>>>

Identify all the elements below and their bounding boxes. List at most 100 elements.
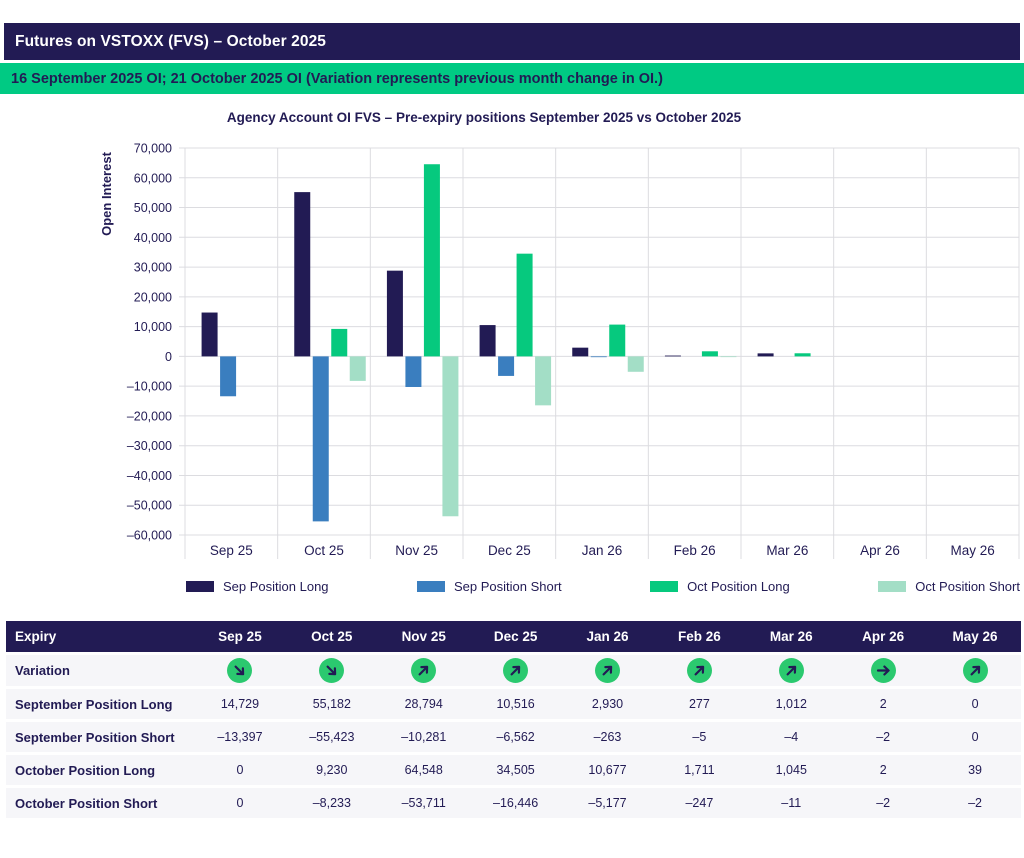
- variation-cell: [837, 658, 929, 683]
- y-axis-tick-label: 40,000: [134, 231, 172, 245]
- bar-oct-position-short: [628, 356, 644, 371]
- table-value-cell: 34,505: [470, 763, 562, 777]
- y-axis-tick-label: 20,000: [134, 290, 172, 304]
- y-axis-tick-label: 60,000: [134, 171, 172, 185]
- trend-down-right-icon: [319, 658, 344, 683]
- report-subtitle: 16 September 2025 OI; 21 October 2025 OI…: [11, 71, 663, 87]
- variation-row: Variation: [6, 655, 1021, 686]
- table-value-cell: 0: [194, 763, 286, 777]
- y-axis-title: Open Interest: [99, 151, 114, 235]
- chart-title: Agency Account OI FVS – Pre-expiry posit…: [0, 110, 1024, 126]
- table-value-cell: 0: [194, 796, 286, 810]
- legend-swatch-icon: [186, 581, 214, 592]
- bar-sep-position-short: [220, 356, 236, 396]
- bar-oct-position-long: [609, 325, 625, 357]
- table-column-header: Oct 25: [286, 629, 378, 644]
- table-value-cell: –5: [653, 730, 745, 744]
- table-value-cell: –2: [929, 796, 1021, 810]
- y-axis-tick-label: 10,000: [134, 320, 172, 334]
- table-value-cell: –8,233: [286, 796, 378, 810]
- trend-up-right-icon: [595, 658, 620, 683]
- y-axis-tick-label: –50,000: [127, 499, 172, 513]
- report-title-bar: Futures on VSTOXX (FVS) – October 2025: [4, 23, 1020, 60]
- table-row: October Position Short0–8,233–53,711–16,…: [6, 788, 1021, 818]
- bar-sep-position-long: [572, 348, 588, 357]
- table-value-cell: 1,711: [653, 763, 745, 777]
- bar-oct-position-short: [350, 356, 366, 381]
- y-axis-tick-label: 70,000: [134, 142, 172, 156]
- x-axis-tick-label: Jan 26: [582, 543, 623, 558]
- y-axis-tick-label: –20,000: [127, 409, 172, 423]
- table-value-cell: 39: [929, 763, 1021, 777]
- y-axis-tick-label: –10,000: [127, 380, 172, 394]
- table-value-cell: –53,711: [378, 796, 470, 810]
- bar-sep-position-short: [313, 356, 329, 521]
- bar-sep-position-short: [498, 356, 514, 376]
- table-column-header: Nov 25: [378, 629, 470, 644]
- report-subtitle-bar: 16 September 2025 OI; 21 October 2025 OI…: [0, 63, 1024, 94]
- bar-oct-position-short: [720, 356, 736, 357]
- table-column-header: Apr 26: [837, 629, 929, 644]
- bar-oct-position-long: [702, 351, 718, 356]
- variation-cell: [286, 658, 378, 683]
- y-axis-tick-label: 0: [165, 350, 172, 364]
- table-row: September Position Long14,72955,18228,79…: [6, 689, 1021, 719]
- legend-item: Sep Position Short: [417, 579, 562, 594]
- table-value-cell: –10,281: [378, 730, 470, 744]
- table-value-cell: –16,446: [470, 796, 562, 810]
- variation-cell: [653, 658, 745, 683]
- table-value-cell: –6,562: [470, 730, 562, 744]
- trend-up-right-icon: [503, 658, 528, 683]
- table-value-cell: –2: [837, 796, 929, 810]
- bar-oct-position-long: [795, 353, 811, 356]
- table-value-cell: 64,548: [378, 763, 470, 777]
- table-row: September Position Short–13,397–55,423–1…: [6, 722, 1021, 752]
- table-value-cell: 1,045: [745, 763, 837, 777]
- trend-up-right-icon: [779, 658, 804, 683]
- x-axis-tick-label: Feb 26: [674, 543, 716, 558]
- y-axis-tick-label: 30,000: [134, 261, 172, 275]
- legend-swatch-icon: [650, 581, 678, 592]
- table-column-header: Sep 25: [194, 629, 286, 644]
- table-column-header: Dec 25: [470, 629, 562, 644]
- x-axis-tick-label: Mar 26: [766, 543, 808, 558]
- y-axis-tick-label: –30,000: [127, 439, 172, 453]
- y-axis-tick-label: –60,000: [127, 529, 172, 543]
- table-value-cell: 277: [653, 697, 745, 711]
- x-axis-tick-label: Dec 25: [488, 543, 531, 558]
- bar-oct-position-long: [517, 254, 533, 357]
- variation-cell: [470, 658, 562, 683]
- report-title: Futures on VSTOXX (FVS) – October 2025: [15, 33, 326, 51]
- table-value-cell: –2: [837, 730, 929, 744]
- x-axis-tick-label: May 26: [951, 543, 995, 558]
- table-column-header: May 26: [929, 629, 1021, 644]
- table-value-cell: 9,230: [286, 763, 378, 777]
- table-value-cell: 10,677: [562, 763, 654, 777]
- table-value-cell: 0: [929, 730, 1021, 744]
- trend-up-right-icon: [687, 658, 712, 683]
- y-axis-tick-label: 50,000: [134, 201, 172, 215]
- table-column-header: Jan 26: [562, 629, 654, 644]
- x-axis-tick-label: Oct 25: [304, 543, 344, 558]
- legend-swatch-icon: [417, 581, 445, 592]
- bar-oct-position-long: [331, 329, 347, 356]
- bar-oct-position-short: [442, 356, 458, 516]
- bar-sep-position-long: [387, 271, 403, 357]
- table-value-cell: 28,794: [378, 697, 470, 711]
- legend-item: Oct Position Short: [878, 579, 1020, 594]
- chart-legend: Sep Position LongSep Position ShortOct P…: [186, 576, 1020, 596]
- x-axis-tick-label: Nov 25: [395, 543, 438, 558]
- bar-sep-position-short: [591, 356, 607, 357]
- table-row-label: October Position Long: [6, 763, 194, 778]
- table-value-cell: –11: [745, 796, 837, 810]
- table-row-label: October Position Short: [6, 796, 194, 811]
- bar-sep-position-long: [665, 356, 681, 357]
- table-row-label: September Position Long: [6, 697, 194, 712]
- trend-down-right-icon: [227, 658, 252, 683]
- variation-row-label: Variation: [6, 663, 194, 678]
- table-value-cell: –55,423: [286, 730, 378, 744]
- expiry-table: Expiry Sep 25Oct 25Nov 25Dec 25Jan 26Feb…: [6, 621, 1021, 818]
- trend-up-right-icon: [963, 658, 988, 683]
- table-row: October Position Long09,23064,54834,5051…: [6, 755, 1021, 785]
- table-value-cell: –4: [745, 730, 837, 744]
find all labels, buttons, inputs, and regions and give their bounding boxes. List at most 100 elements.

<<<

**REQUIREMENT**
Quote everything from the line containing "- variation-cell: [837, 658, 929, 683]" down to the line containing "- trend-down-right-icon: [319, 658, 344, 683]", both included, exactly as the entries show them.

**ANSWER TO THE PROBLEM**
- variation-cell: [837, 658, 929, 683]
- y-axis-tick-label: 40,000: [134, 231, 172, 245]
- bar-oct-position-short: [628, 356, 644, 371]
- table-value-cell: 34,505: [470, 763, 562, 777]
- y-axis-tick-label: 20,000: [134, 290, 172, 304]
- y-axis-tick-label: 60,000: [134, 171, 172, 185]
- trend-down-right-icon: [319, 658, 344, 683]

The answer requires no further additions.